Every record must come back unchanged, apart from the pictures, which are dropped.

═════ Exercise inputs

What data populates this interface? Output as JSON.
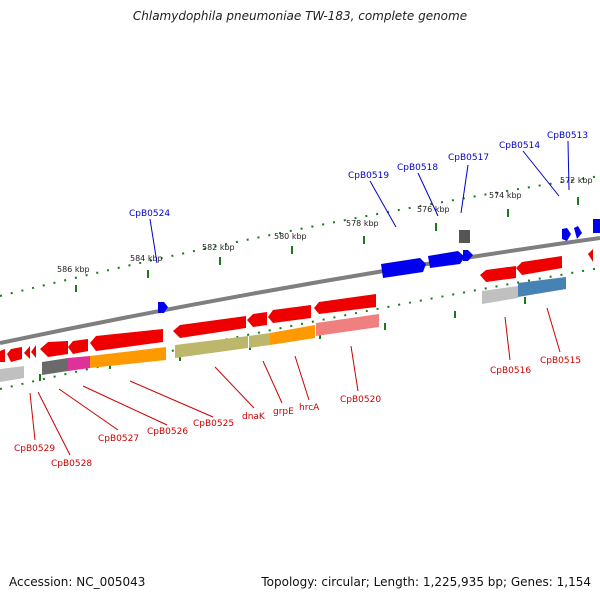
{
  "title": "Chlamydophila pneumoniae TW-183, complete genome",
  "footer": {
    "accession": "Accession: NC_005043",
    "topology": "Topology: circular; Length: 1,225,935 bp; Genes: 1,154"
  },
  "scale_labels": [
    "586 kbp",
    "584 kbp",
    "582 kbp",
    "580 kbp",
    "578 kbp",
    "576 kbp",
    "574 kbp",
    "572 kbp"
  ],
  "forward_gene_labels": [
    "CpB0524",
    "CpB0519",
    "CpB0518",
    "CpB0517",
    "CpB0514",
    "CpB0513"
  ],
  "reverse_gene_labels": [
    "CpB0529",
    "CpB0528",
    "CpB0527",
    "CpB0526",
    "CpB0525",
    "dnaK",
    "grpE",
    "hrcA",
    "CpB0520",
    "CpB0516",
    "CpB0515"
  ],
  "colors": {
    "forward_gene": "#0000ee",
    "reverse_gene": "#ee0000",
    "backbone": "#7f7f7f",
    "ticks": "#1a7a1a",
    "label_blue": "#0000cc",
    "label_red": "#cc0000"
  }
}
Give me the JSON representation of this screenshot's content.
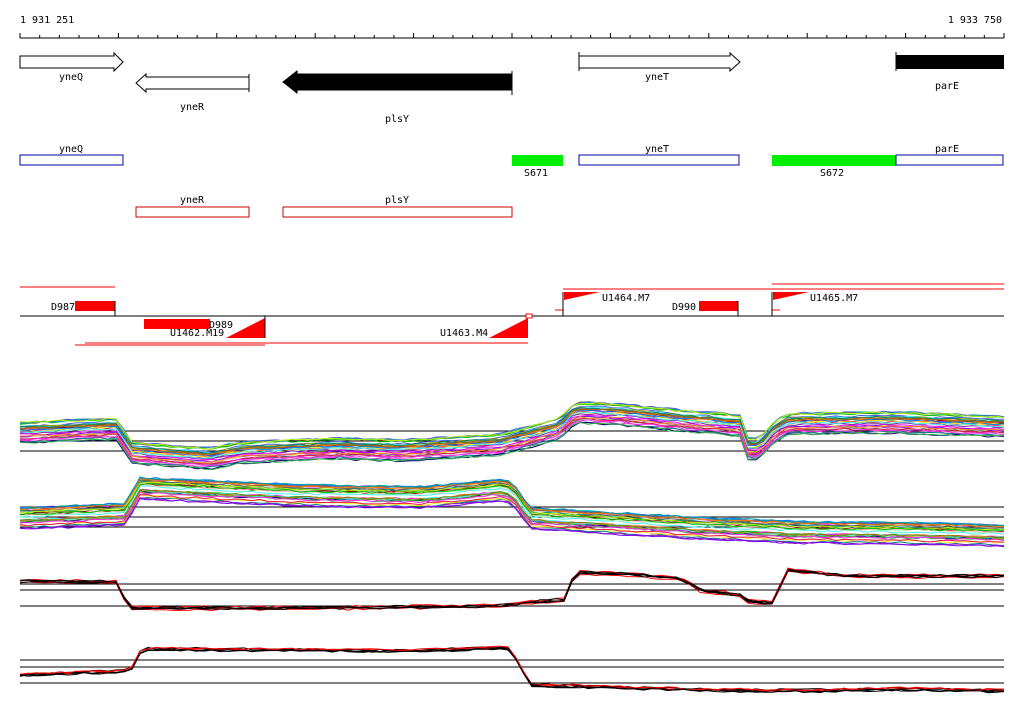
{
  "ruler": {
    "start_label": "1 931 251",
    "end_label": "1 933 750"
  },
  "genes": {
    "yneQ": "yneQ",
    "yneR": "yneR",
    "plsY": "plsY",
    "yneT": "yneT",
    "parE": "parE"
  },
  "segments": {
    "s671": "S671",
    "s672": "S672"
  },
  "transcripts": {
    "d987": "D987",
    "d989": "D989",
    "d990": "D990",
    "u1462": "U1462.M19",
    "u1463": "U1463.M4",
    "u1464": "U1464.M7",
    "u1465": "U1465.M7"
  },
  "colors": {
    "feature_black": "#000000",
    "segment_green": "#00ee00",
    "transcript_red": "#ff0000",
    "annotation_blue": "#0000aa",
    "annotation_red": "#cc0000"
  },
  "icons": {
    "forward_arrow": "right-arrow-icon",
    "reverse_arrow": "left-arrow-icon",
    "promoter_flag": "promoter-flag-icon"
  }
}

══════════

> **Task answer**
What data populates this interface? Output as JSON.
{
  "title": "Chlamydophila pneumoniae TW-183, complete genome",
  "footer": {
    "accession": "Accession: NC_005043",
    "topology": "Topology: circular; Length: 1,225,935 bp; Genes: 1,154"
  },
  "scale_labels": [
    "586 kbp",
    "584 kbp",
    "582 kbp",
    "580 kbp",
    "578 kbp",
    "576 kbp",
    "574 kbp",
    "572 kbp"
  ],
  "forward_gene_labels": [
    "CpB0524",
    "CpB0519",
    "CpB0518",
    "CpB0517",
    "CpB0514",
    "CpB0513"
  ],
  "reverse_gene_labels": [
    "CpB0529",
    "CpB0528",
    "CpB0527",
    "CpB0526",
    "CpB0525",
    "dnaK",
    "grpE",
    "hrcA",
    "CpB0520",
    "CpB0516",
    "CpB0515"
  ],
  "colors": {
    "forward_gene": "#0000ee",
    "reverse_gene": "#ee0000",
    "backbone": "#7f7f7f",
    "ticks": "#1a7a1a",
    "label_blue": "#0000cc",
    "label_red": "#cc0000"
  }
}
Give me the JSON representation of this screenshot's content.
{
  "ruler": {
    "start_label": "1 931 251",
    "end_label": "1 933 750"
  },
  "genes": {
    "yneQ": "yneQ",
    "yneR": "yneR",
    "plsY": "plsY",
    "yneT": "yneT",
    "parE": "parE"
  },
  "segments": {
    "s671": "S671",
    "s672": "S672"
  },
  "transcripts": {
    "d987": "D987",
    "d989": "D989",
    "d990": "D990",
    "u1462": "U1462.M19",
    "u1463": "U1463.M4",
    "u1464": "U1464.M7",
    "u1465": "U1465.M7"
  },
  "colors": {
    "feature_black": "#000000",
    "segment_green": "#00ee00",
    "transcript_red": "#ff0000",
    "annotation_blue": "#0000aa",
    "annotation_red": "#cc0000"
  },
  "icons": {
    "forward_arrow": "right-arrow-icon",
    "reverse_arrow": "left-arrow-icon",
    "promoter_flag": "promoter-flag-icon"
  }
}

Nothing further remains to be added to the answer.